Prompt – Check each line of the material. Copy those containing "JSON".

** BEGIN **

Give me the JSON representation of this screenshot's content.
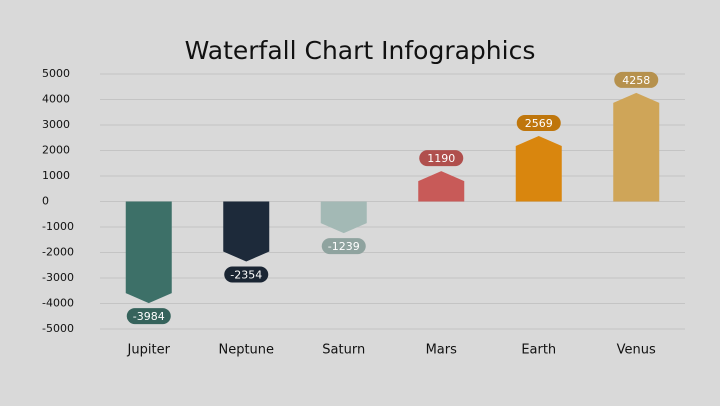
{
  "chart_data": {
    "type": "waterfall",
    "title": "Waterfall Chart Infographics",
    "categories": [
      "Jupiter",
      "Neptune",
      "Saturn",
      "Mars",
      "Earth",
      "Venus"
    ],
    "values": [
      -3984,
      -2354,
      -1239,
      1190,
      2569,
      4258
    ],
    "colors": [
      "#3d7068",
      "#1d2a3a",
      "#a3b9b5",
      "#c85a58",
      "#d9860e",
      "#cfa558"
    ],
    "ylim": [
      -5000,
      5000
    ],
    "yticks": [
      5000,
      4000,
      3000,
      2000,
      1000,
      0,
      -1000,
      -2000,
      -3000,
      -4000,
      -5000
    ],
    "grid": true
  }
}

** END **
** BEGIN **

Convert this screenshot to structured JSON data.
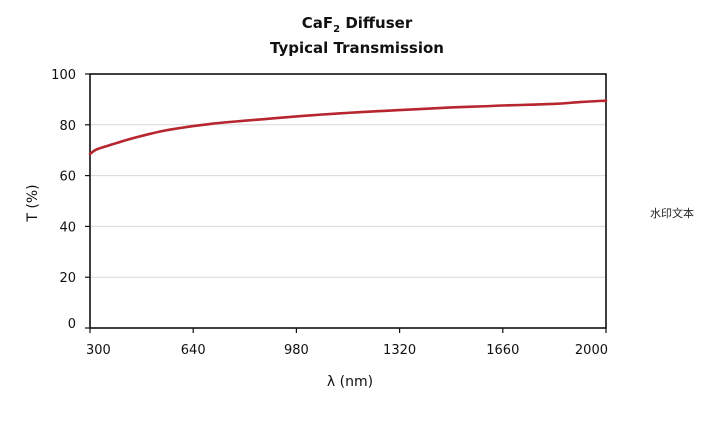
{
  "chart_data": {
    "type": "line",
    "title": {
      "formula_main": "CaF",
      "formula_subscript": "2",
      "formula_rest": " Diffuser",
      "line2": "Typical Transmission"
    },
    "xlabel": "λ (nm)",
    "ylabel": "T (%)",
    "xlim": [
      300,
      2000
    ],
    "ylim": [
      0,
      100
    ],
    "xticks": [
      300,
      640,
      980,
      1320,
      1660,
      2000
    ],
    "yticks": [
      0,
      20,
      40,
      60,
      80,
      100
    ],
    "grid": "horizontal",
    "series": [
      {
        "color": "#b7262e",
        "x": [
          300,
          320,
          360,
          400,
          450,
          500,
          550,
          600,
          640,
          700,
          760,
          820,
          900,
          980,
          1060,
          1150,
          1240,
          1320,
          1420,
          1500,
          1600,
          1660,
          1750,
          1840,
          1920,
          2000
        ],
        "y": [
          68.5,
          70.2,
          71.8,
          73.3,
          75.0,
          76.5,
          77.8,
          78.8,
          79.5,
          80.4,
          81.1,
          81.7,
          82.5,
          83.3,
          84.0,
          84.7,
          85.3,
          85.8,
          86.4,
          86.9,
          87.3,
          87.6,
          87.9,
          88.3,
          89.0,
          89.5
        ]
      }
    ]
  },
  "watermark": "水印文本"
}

** END **
** BEGIN **

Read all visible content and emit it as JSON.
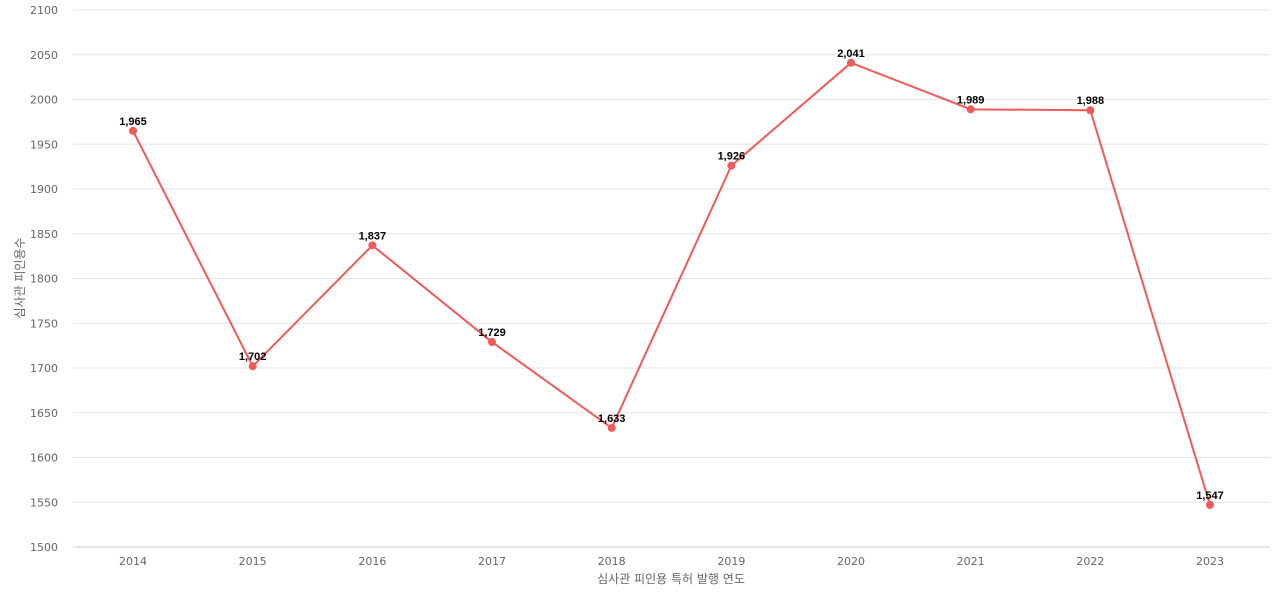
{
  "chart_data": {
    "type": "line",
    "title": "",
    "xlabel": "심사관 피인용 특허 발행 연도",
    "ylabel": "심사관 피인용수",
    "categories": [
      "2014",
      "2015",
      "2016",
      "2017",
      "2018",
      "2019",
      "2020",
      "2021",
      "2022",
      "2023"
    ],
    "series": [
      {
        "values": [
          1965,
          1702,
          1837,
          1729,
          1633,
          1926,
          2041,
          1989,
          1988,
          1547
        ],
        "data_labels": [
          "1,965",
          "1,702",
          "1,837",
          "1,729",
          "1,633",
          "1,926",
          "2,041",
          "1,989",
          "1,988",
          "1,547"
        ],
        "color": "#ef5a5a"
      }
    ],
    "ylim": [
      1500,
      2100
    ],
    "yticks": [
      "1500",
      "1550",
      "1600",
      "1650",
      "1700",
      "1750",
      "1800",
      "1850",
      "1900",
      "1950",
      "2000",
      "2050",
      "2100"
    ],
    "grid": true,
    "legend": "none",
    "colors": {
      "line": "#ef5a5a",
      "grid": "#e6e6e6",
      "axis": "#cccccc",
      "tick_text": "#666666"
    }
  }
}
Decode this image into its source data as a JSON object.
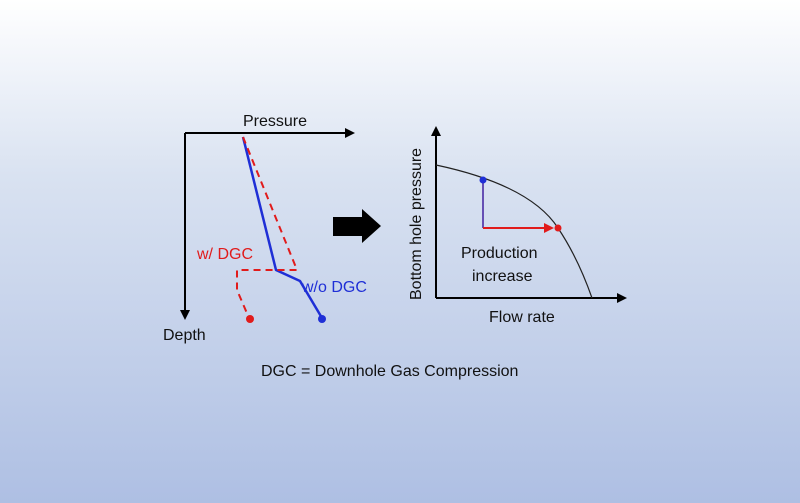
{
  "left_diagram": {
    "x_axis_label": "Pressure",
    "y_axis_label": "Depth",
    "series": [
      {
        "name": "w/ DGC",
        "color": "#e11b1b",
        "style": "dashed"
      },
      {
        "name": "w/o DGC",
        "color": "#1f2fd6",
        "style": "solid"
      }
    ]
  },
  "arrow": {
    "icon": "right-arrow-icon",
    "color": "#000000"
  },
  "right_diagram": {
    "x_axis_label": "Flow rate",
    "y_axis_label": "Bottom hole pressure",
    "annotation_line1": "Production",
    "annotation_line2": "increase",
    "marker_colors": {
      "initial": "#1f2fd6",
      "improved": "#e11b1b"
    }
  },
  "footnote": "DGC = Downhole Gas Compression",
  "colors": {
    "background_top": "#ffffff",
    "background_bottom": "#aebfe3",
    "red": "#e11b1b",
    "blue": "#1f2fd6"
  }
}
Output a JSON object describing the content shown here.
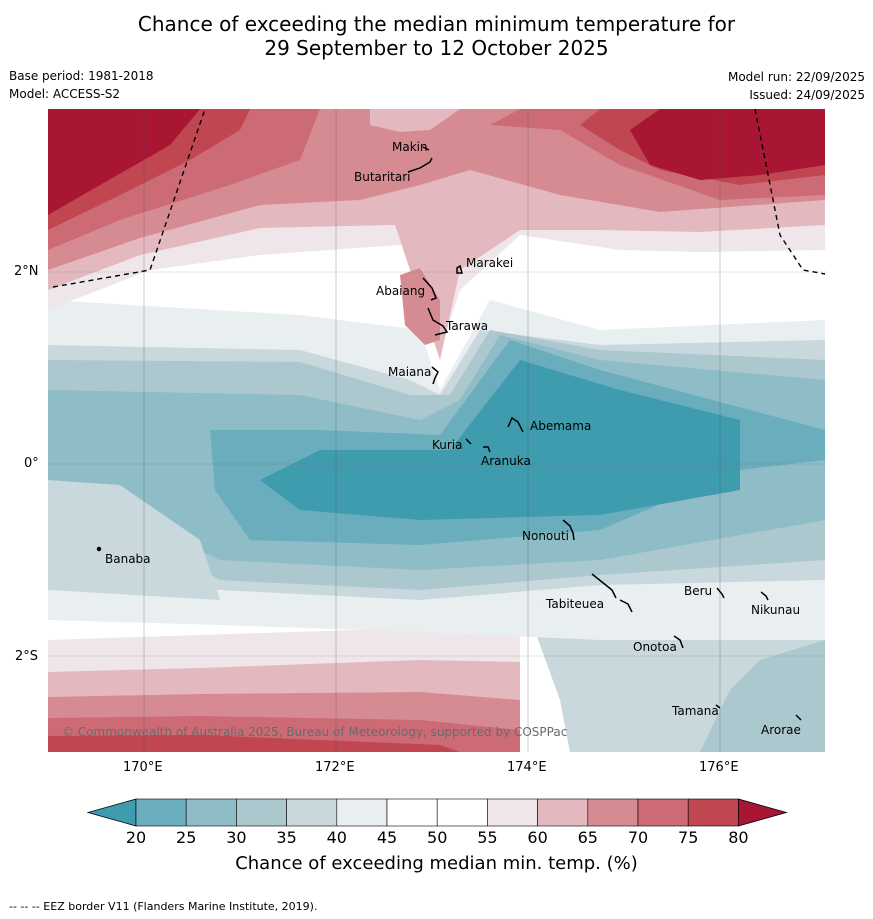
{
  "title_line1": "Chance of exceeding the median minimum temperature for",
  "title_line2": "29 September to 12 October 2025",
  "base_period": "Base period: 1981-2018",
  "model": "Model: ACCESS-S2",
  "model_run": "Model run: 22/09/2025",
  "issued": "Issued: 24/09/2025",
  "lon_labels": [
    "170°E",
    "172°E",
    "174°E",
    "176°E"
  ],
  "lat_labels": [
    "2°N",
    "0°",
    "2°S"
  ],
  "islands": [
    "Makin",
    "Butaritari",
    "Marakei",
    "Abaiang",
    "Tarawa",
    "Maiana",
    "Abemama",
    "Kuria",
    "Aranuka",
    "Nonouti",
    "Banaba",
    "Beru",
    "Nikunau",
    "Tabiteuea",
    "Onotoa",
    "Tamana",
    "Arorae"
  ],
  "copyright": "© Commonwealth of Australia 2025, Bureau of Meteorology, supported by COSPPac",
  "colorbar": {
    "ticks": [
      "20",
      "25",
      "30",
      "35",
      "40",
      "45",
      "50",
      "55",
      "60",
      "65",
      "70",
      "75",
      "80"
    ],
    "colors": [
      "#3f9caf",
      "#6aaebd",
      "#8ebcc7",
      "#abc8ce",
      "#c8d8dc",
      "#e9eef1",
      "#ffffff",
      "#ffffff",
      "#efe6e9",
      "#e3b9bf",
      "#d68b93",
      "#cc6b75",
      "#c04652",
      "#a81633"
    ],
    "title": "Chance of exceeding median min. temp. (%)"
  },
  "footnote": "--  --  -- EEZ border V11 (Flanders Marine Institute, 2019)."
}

** END **

Exercise answer –
Give me the JSON representation of this screenshot's content.
Convert this screenshot to structured JSON data.
Read all visible content and emit it as JSON.
Decode this image into its source data as a JSON object.
Output a JSON object describing the content shown here.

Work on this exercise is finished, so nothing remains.